▶ [Exercise details]:
Say how many lines include the word "gray". Reply with nothing but the number.
==================================================
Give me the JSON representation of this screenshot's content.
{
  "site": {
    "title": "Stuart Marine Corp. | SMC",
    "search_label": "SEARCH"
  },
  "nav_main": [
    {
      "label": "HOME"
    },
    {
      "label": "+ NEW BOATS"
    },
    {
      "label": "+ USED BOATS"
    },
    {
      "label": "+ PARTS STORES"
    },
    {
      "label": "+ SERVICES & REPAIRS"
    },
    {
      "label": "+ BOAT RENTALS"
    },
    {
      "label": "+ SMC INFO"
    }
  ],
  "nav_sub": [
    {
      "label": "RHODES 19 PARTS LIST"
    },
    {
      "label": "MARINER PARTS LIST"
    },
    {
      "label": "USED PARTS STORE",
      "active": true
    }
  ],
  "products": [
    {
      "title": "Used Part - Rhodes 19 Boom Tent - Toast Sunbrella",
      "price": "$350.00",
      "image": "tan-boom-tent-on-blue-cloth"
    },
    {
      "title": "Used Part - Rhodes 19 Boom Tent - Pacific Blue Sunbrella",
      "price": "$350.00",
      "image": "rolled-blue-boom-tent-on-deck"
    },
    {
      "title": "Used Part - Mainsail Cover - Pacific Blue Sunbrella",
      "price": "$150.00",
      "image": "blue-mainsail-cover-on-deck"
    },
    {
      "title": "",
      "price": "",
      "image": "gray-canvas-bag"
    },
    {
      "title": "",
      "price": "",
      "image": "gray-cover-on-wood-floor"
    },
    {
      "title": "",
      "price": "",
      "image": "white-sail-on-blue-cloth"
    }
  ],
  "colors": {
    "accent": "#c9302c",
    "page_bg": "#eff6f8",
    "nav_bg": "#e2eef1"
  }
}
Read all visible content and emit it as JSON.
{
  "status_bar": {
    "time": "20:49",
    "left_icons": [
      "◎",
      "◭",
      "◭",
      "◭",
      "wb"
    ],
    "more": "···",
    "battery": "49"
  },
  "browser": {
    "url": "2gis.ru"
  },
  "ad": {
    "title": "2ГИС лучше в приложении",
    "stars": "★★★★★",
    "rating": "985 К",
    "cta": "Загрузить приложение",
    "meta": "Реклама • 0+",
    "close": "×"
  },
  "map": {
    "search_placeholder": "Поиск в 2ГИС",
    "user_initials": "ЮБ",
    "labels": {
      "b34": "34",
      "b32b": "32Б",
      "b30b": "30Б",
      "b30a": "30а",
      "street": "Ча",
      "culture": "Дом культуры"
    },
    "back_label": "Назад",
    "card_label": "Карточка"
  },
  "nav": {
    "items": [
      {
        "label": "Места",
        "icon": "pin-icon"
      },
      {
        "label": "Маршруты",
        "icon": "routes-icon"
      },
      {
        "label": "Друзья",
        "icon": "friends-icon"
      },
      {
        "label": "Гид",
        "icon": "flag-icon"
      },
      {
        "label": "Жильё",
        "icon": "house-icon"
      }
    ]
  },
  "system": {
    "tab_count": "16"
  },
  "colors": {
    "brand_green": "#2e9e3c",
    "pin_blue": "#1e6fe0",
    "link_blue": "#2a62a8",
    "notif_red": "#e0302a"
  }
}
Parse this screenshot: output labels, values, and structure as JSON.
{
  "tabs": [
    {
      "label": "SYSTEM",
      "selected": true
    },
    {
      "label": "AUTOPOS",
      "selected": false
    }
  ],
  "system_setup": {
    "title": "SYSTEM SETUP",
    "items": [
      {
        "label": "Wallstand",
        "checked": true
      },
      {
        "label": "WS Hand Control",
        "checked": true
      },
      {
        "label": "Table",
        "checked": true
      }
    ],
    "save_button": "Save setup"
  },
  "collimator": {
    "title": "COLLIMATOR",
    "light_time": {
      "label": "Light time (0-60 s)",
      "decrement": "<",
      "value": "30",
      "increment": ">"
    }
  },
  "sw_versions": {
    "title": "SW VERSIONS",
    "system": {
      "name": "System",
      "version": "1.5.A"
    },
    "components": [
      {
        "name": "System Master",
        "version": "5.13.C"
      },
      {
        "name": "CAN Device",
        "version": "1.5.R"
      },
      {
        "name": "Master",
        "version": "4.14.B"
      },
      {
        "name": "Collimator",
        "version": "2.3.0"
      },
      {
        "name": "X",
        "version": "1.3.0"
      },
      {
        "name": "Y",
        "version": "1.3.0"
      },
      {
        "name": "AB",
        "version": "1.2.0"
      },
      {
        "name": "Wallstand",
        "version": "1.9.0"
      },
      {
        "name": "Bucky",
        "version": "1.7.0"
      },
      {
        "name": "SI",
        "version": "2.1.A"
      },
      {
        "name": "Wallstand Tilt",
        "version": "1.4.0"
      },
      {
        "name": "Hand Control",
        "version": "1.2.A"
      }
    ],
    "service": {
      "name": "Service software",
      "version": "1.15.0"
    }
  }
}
==================================================
▶ [The response]:
2